▶ Description of the task: Starting at the first line and ending at the line that contains "product-price: $19.99 (1015, 164, 1058, 180)", present the lines as a numbered list with any blank lines omitted.

▶ Input for this task:
-- Start --
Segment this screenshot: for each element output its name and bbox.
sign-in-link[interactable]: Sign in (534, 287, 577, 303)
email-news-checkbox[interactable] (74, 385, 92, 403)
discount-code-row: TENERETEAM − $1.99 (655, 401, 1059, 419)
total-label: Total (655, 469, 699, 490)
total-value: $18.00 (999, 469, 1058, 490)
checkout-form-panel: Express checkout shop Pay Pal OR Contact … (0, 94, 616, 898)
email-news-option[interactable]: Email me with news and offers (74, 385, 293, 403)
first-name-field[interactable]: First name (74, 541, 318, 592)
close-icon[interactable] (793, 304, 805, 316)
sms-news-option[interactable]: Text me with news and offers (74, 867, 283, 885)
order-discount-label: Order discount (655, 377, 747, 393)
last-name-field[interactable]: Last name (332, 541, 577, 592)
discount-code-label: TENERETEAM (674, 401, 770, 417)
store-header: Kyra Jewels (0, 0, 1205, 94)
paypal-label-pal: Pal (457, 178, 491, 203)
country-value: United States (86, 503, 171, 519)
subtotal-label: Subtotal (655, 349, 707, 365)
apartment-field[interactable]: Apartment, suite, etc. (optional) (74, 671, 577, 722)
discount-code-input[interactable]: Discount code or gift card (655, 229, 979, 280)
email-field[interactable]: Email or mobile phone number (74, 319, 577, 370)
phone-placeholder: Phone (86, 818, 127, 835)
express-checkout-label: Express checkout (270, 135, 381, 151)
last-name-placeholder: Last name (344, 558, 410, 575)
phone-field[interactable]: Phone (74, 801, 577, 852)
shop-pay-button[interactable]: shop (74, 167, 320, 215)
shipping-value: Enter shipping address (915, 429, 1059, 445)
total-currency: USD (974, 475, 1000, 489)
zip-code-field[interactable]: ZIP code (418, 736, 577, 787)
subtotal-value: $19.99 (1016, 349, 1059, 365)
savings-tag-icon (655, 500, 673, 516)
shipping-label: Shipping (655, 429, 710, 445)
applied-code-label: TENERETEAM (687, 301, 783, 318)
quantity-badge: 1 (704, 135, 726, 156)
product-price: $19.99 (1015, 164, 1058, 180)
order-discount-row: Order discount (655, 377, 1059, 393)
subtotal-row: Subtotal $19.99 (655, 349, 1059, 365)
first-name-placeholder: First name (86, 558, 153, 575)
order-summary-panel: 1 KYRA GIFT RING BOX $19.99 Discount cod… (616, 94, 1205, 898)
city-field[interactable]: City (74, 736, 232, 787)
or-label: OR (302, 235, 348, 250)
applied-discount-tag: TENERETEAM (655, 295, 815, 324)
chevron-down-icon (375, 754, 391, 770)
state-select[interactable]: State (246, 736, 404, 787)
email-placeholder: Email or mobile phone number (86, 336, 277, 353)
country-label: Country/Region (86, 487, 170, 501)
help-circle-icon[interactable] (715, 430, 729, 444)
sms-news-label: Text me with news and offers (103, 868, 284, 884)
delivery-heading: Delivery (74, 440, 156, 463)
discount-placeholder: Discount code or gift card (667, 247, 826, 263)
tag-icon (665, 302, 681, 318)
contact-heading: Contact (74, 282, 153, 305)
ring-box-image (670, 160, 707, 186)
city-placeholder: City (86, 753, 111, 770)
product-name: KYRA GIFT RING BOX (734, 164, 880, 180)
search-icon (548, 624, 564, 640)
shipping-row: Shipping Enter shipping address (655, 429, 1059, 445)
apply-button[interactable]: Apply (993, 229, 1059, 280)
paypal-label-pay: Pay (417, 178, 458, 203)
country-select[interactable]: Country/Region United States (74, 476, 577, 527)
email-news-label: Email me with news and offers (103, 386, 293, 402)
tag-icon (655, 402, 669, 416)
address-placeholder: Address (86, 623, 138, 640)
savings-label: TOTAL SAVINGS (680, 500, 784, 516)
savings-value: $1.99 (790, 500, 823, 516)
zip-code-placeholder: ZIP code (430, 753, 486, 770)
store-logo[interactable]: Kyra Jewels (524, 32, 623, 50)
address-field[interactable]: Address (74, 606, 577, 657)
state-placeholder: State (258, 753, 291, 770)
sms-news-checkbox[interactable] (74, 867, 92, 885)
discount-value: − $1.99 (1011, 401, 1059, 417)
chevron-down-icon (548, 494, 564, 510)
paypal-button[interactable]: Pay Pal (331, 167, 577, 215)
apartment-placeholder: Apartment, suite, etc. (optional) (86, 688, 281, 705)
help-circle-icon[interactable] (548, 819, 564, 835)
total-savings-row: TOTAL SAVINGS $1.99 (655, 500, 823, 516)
-- End --
▶ Exercise output:
1. Segment this screenshot: for each element output its name and bbox.
2. sign-in-link[interactable]: Sign in (534, 287, 577, 303)
3. email-news-checkbox[interactable] (74, 385, 92, 403)
4. discount-code-row: TENERETEAM − $1.99 (655, 401, 1059, 419)
5. total-label: Total (655, 469, 699, 490)
6. total-value: $18.00 (999, 469, 1058, 490)
7. checkout-form-panel: Express checkout shop Pay Pal OR Contact … (0, 94, 616, 898)
8. email-news-option[interactable]: Email me with news and offers (74, 385, 293, 403)
9. first-name-field[interactable]: First name (74, 541, 318, 592)
10. close-icon[interactable] (793, 304, 805, 316)
11. sms-news-option[interactable]: Text me with news and offers (74, 867, 283, 885)
12. order-discount-label: Order discount (655, 377, 747, 393)
13. last-name-field[interactable]: Last name (332, 541, 577, 592)
14. discount-code-label: TENERETEAM (674, 401, 770, 417)
15. store-header: Kyra Jewels (0, 0, 1205, 94)
16. paypal-label-pal: Pal (457, 178, 491, 203)
17. country-value: United States (86, 503, 171, 519)
18. subtotal-label: Subtotal (655, 349, 707, 365)
19. apartment-field[interactable]: Apartment, suite, etc. (optional) (74, 671, 577, 722)
20. discount-code-input[interactable]: Discount code or gift card (655, 229, 979, 280)
21. email-field[interactable]: Email or mobile phone number (74, 319, 577, 370)
22. phone-placeholder: Phone (86, 818, 127, 835)
23. express-checkout-label: Express checkout (270, 135, 381, 151)
24. last-name-placeholder: Last name (344, 558, 410, 575)
25. phone-field[interactable]: Phone (74, 801, 577, 852)
26. shop-pay-button[interactable]: shop (74, 167, 320, 215)
27. shipping-value: Enter shipping address (915, 429, 1059, 445)
28. total-currency: USD (974, 475, 1000, 489)
29. zip-code-field[interactable]: ZIP code (418, 736, 577, 787)
30. subtotal-value: $19.99 (1016, 349, 1059, 365)
31. savings-tag-icon (655, 500, 673, 516)
32. shipping-label: Shipping (655, 429, 710, 445)
33. applied-code-label: TENERETEAM (687, 301, 783, 318)
34. quantity-badge: 1 (704, 135, 726, 156)
35. product-price: $19.99 (1015, 164, 1058, 180)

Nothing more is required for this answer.